◆ INPUT RECORDS:
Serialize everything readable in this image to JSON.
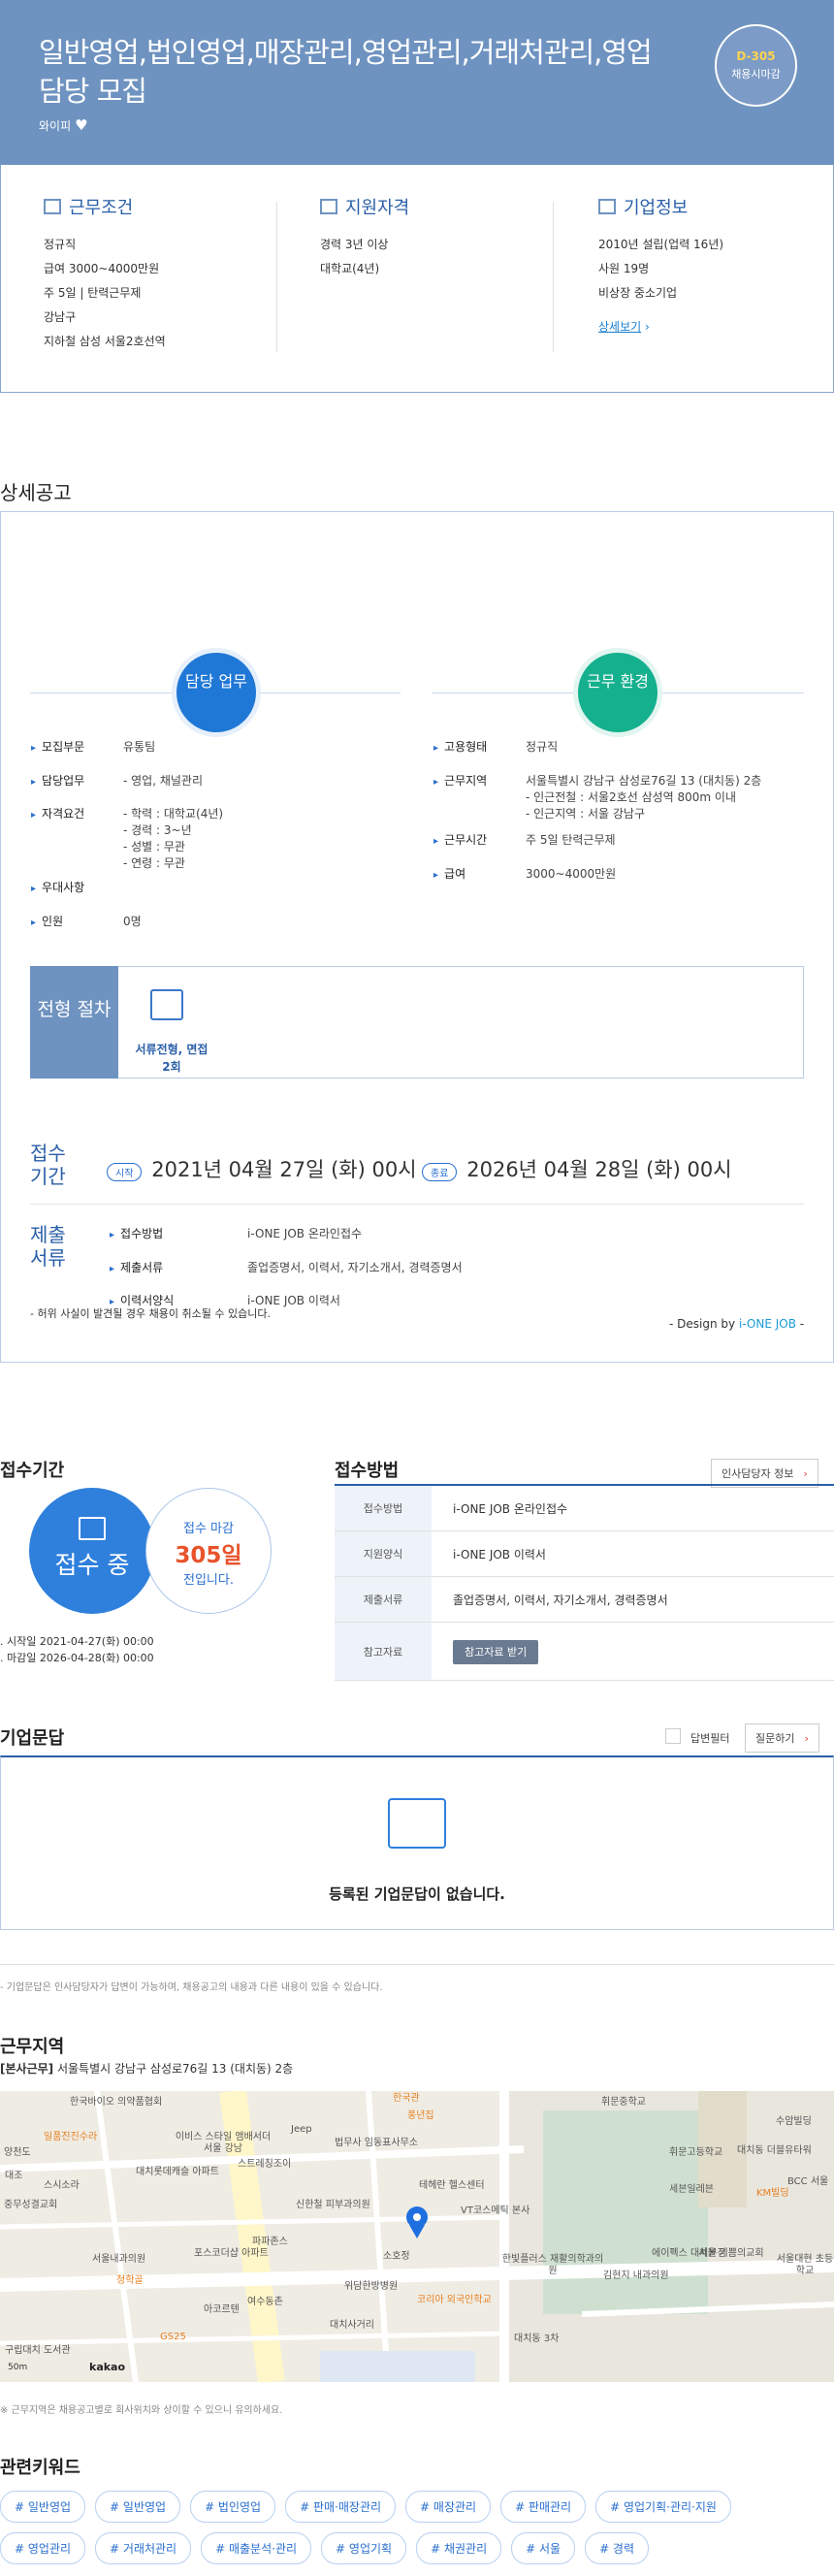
{
  "header": {
    "title": "일반영업,법인영업,매장관리,영업관리,거래처관리,영업담당 모집",
    "company": "와이피",
    "deadline_dday": "D-305",
    "deadline_text": "채용시마감"
  },
  "summary": {
    "work": {
      "title": "근무조건",
      "items": [
        "정규직",
        "급여 3000~4000만원",
        "주 5일 | 탄력근무제",
        "강남구",
        "지하철 삼성 서울2호선역"
      ]
    },
    "qual": {
      "title": "지원자격",
      "items": [
        "경력 3년 이상",
        "대학교(4년)"
      ]
    },
    "company": {
      "title": "기업정보",
      "items": [
        "2010년 설립(업력 16년)",
        "사원 19명",
        "비상장 중소기업"
      ],
      "link": "상세보기"
    }
  },
  "detail": {
    "section_title": "상세공고",
    "duty_circle": "담당 업무",
    "env_circle": "근무 환경",
    "left_rows": [
      {
        "k": "모집부문",
        "v": "유통팀"
      },
      {
        "k": "담당업무",
        "v": "- 영업, 채널관리"
      },
      {
        "k": "자격요건",
        "v": "- 학력 : 대학교(4년)\n- 경력 : 3~년\n- 성별 : 무관\n- 연령 : 무관"
      },
      {
        "k": "우대사항",
        "v": ""
      },
      {
        "k": "인원",
        "v": "0명"
      }
    ],
    "right_rows": [
      {
        "k": "고용형태",
        "v": "정규직"
      },
      {
        "k": "근무지역",
        "v": "서울특별시 강남구 삼성로76길 13 (대치동) 2층\n- 인근전철 : 서울2호선 삼성역 800m 이내\n- 인근지역 : 서울 강남구"
      },
      {
        "k": "근무시간",
        "v": "주 5일 탄력근무제"
      },
      {
        "k": "급여",
        "v": "3000~4000만원"
      }
    ],
    "process_label": "전형 절차",
    "process_step": "서류전형, 면접 2회",
    "period_label": "접수 기간",
    "start_pill": "시작",
    "start_date": "2021년 04월 27일 (화) 00시",
    "end_pill": "종료",
    "end_date": "2026년 04월 28일 (화) 00시",
    "docs_label": "제출 서류",
    "docs_rows": [
      {
        "k": "접수방법",
        "v": "i-ONE JOB 온라인접수"
      },
      {
        "k": "제출서류",
        "v": "졸업증명서, 이력서, 자기소개서, 경력증명서"
      },
      {
        "k": "이력서양식",
        "v": "i-ONE JOB 이력서"
      }
    ],
    "warning": "- 허위 사실이 발견될 경우 채용이 취소될 수 있습니다.",
    "design_prefix": "- Design by ",
    "design_brand": "i-ONE JOB",
    "design_suffix": " -"
  },
  "apply": {
    "period_title": "접수기간",
    "status": "접수 중",
    "deadline_pre": "접수 마감",
    "deadline_days": "305일",
    "deadline_post": "전입니다.",
    "start": "시작일 2021-04-27(화) 00:00",
    "end": "마감일 2026-04-28(화) 00:00",
    "method_title": "접수방법",
    "hr_button": "인사담당자 정보",
    "table": [
      {
        "th": "접수방법",
        "td": "i-ONE JOB 온라인접수"
      },
      {
        "th": "지원양식",
        "td": "i-ONE JOB 이력서"
      },
      {
        "th": "제출서류",
        "td": "졸업증명서, 이력서, 자기소개서, 경력증명서"
      },
      {
        "th": "참고자료",
        "td": "참고자료 받기"
      }
    ]
  },
  "qna": {
    "title": "기업문답",
    "answered_label": "답변필터",
    "ask_button": "질문하기",
    "empty": "등록된 기업문답이 없습니다.",
    "note": "- 기업문답은 인사담당자가 답변이 가능하며, 채용공고의 내용과 다른 내용이 있을 수 있습니다."
  },
  "location": {
    "title": "근무지역",
    "tag": "[본사근무]",
    "address": "서울특별시 강남구 삼성로76길 13 (대치동) 2층",
    "map_labels": [
      "한국바이오 의약품협회",
      "일품진진수라",
      "이비스 스타일 앰배서더 서울 강남",
      "Jeep",
      "법무사 임동표사무소",
      "대치롯데캐슬 아파트",
      "스트레칭조이",
      "테헤란 헬스센터",
      "VT코스메틱 본사",
      "신한철 피부과의원",
      "포스코더샵 아파트",
      "파파존스",
      "서울내과의원",
      "청학골",
      "소호정",
      "한빛플러스 재활의학과의원",
      "위담한방병원",
      "코리아 외국인학교",
      "여수동촌",
      "대치사거리",
      "대치동 3차",
      "휘문중학교",
      "휘문고등학교",
      "대치동 더블유타워",
      "BCC 서울",
      "KM빌딩",
      "세븐일레븐",
      "에이펙스 대치본점",
      "서울 기쁨의교회",
      "김현지 내과의원",
      "서울대현 초등학교",
      "수암빌딩",
      "아코르텐",
      "GS25",
      "한국관",
      "풍년집",
      "구립대치 도서관",
      "대조",
      "스시소라",
      "중무성결교회",
      "양천도"
    ],
    "map_scale": "50m",
    "map_logo": "kakao",
    "note": "※ 근무지역은 채용공고별로 회사위치와 상이할 수 있으니 유의하세요."
  },
  "keywords": {
    "title": "관련키워드",
    "items": [
      "# 일반영업",
      "# 일반영업",
      "# 법인영업",
      "# 판매·매장관리",
      "# 매장관리",
      "# 판매관리",
      "# 영업기획·관리·지원",
      "# 영업관리",
      "# 거래처관리",
      "# 매출분석·관리",
      "# 영업기획",
      "# 채권관리",
      "# 서울",
      "# 경력"
    ]
  },
  "colors": {
    "header_bg": "#6f93c0",
    "accent_blue": "#1f77d6",
    "accent_green": "#15b08e",
    "deadline_red": "#e8532b"
  }
}
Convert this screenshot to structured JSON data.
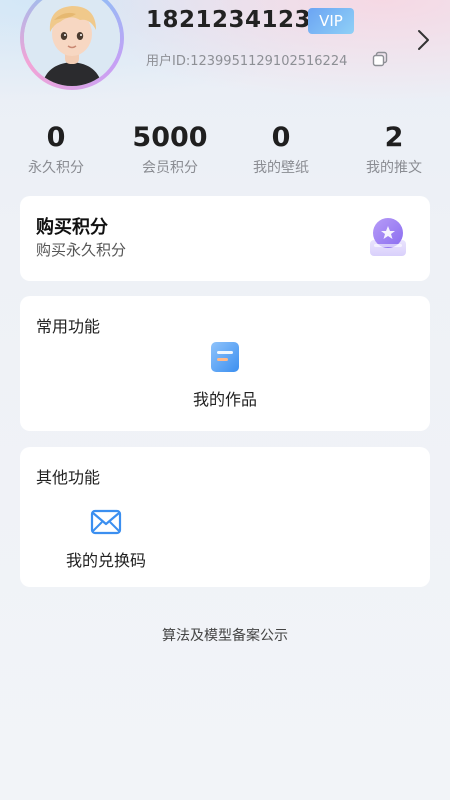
{
  "profile": {
    "phone": "18212341234",
    "vip_label": "VIP",
    "user_id": "用户ID:1239951129102516224"
  },
  "stats": [
    {
      "value": "0",
      "label": "永久积分"
    },
    {
      "value": "5000",
      "label": "会员积分"
    },
    {
      "value": "0",
      "label": "我的壁纸"
    },
    {
      "value": "2",
      "label": "我的推文"
    }
  ],
  "buy_card": {
    "title": "购买积分",
    "subtitle": "购买永久积分"
  },
  "common_functions": {
    "title": "常用功能",
    "items": [
      {
        "label": "我的作品",
        "icon": "document-icon"
      }
    ]
  },
  "other_functions": {
    "title": "其他功能",
    "items": [
      {
        "label": "我的兑换码",
        "icon": "envelope-icon"
      }
    ]
  },
  "footer": {
    "link": "算法及模型备案公示"
  },
  "colors": {
    "vip_gradient_start": "#6ba4f4",
    "accent_blue": "#3b8ff0",
    "accent_purple": "#9b7cf5"
  }
}
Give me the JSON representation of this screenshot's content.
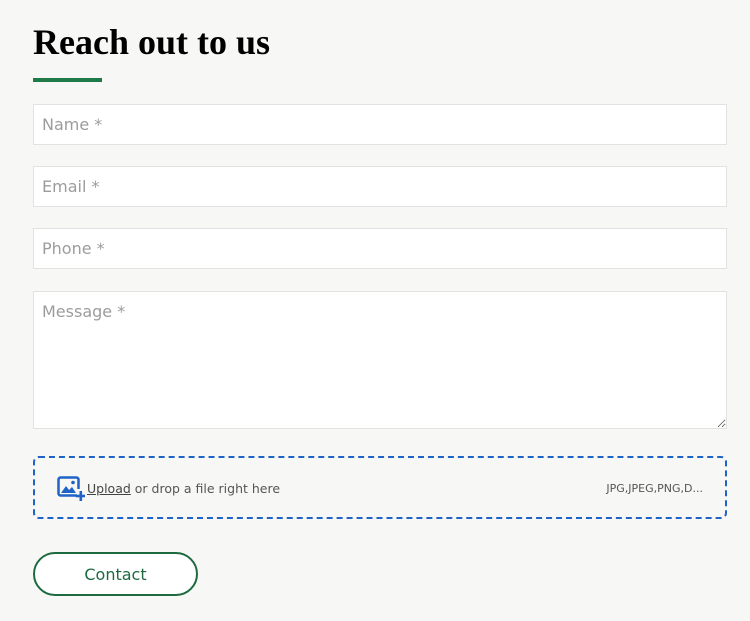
{
  "heading": "Reach out to us",
  "accent_color": "#1e7a46",
  "form": {
    "name_placeholder": "Name *",
    "email_placeholder": "Email *",
    "phone_placeholder": "Phone *",
    "message_placeholder": "Message *"
  },
  "upload": {
    "icon": "image-upload-icon",
    "link_text": "Upload",
    "rest_text": " or drop a file right here",
    "file_types": "JPG,JPEG,PNG,D...",
    "border_color": "#1f63c6"
  },
  "submit": {
    "label": "Contact",
    "color": "#1e6a40"
  }
}
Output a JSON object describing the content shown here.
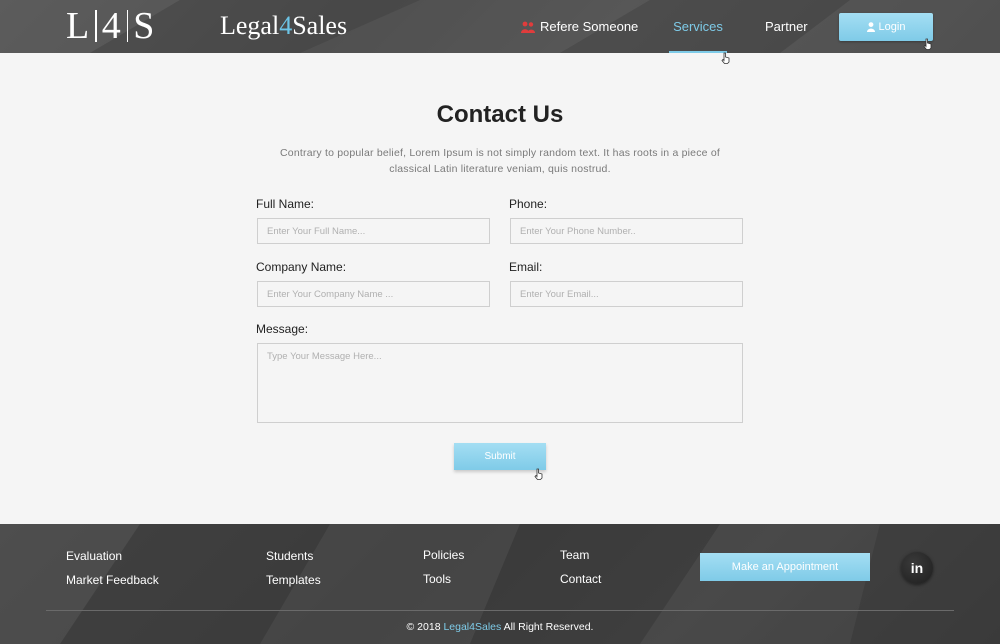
{
  "header": {
    "logo_left": "L",
    "logo_mid": "4",
    "logo_right": "S",
    "brand_pre": "Legal",
    "brand_accent": "4",
    "brand_post": "Sales",
    "nav": {
      "refer": "Refere Someone",
      "services": "Services",
      "partner": "Partner"
    },
    "login_label": "Login"
  },
  "main": {
    "title": "Contact Us",
    "intro": "Contrary to popular belief, Lorem Ipsum is not simply random text. It has roots in a piece of classical Latin literature veniam, quis nostrud.",
    "form": {
      "full_name_label": "Full Name:",
      "full_name_placeholder": "Enter Your Full Name...",
      "phone_label": "Phone:",
      "phone_placeholder": "Enter Your Phone Number..",
      "company_label": "Company Name:",
      "company_placeholder": "Enter Your Company Name ...",
      "email_label": "Email:",
      "email_placeholder": "Enter Your Email...",
      "message_label": "Message:",
      "message_placeholder": "Type Your Message Here...",
      "submit_label": "Submit"
    }
  },
  "footer": {
    "col1": [
      "Evaluation",
      "Market Feedback"
    ],
    "col2": [
      "Students",
      "Templates"
    ],
    "col3": [
      "Policies",
      "Tools"
    ],
    "col4": [
      "Team",
      "Contact"
    ],
    "appointment_label": "Make an Appointment",
    "linkedin_label": "in",
    "copyright_pre": "© 2018",
    "copyright_brand": "Legal4Sales",
    "copyright_post": "All Right Reserved."
  },
  "colors": {
    "accent": "#7ecbe8",
    "button": "#8fd3ec",
    "header_bg": "#505050",
    "footer_bg": "#424242",
    "icon_red": "#e03c3c"
  },
  "icons": [
    "people-icon",
    "user-icon",
    "hand-cursor-icon",
    "linkedin-icon"
  ]
}
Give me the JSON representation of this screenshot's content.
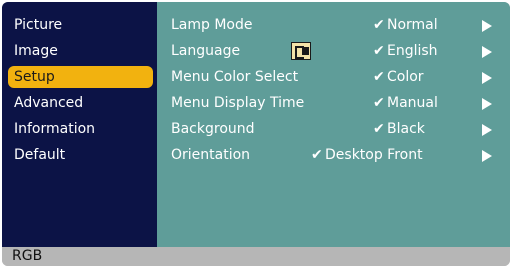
{
  "sidebar": {
    "items": [
      {
        "label": "Picture"
      },
      {
        "label": "Image"
      },
      {
        "label": "Setup"
      },
      {
        "label": "Advanced"
      },
      {
        "label": "Information"
      },
      {
        "label": "Default"
      }
    ],
    "selected_index": 2
  },
  "settings": {
    "rows": [
      {
        "label": "Lamp Mode",
        "value": "Normal"
      },
      {
        "label": "Language",
        "value": "English",
        "icon": "language-icon"
      },
      {
        "label": "Menu Color Select",
        "value": "Color"
      },
      {
        "label": "Menu Display Time",
        "value": "Manual"
      },
      {
        "label": "Background",
        "value": "Black"
      },
      {
        "label": "Orientation",
        "value": "Desktop Front"
      }
    ],
    "check_glyph": "✔"
  },
  "status": {
    "source": "RGB"
  },
  "colors": {
    "sidebar_bg": "#0c1346",
    "panel_bg": "#5f9d99",
    "selected_bg": "#f2b20f",
    "statusbar_bg": "#b6b6b6"
  }
}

◆ WHAT NEEDS TO BE DONE: In the records above, find each line holding "Your" and copy it.

◆ RESPONSE TO THIS EXERCISE:
      "full_name_placeholder": "Enter Your Full Name...",
      "phone_placeholder": "Enter Your Phone Number..",
      "company_placeholder": "Enter Your Company Name ...",
      "email_placeholder": "Enter Your Email...",
      "message_placeholder": "Type Your Message Here...",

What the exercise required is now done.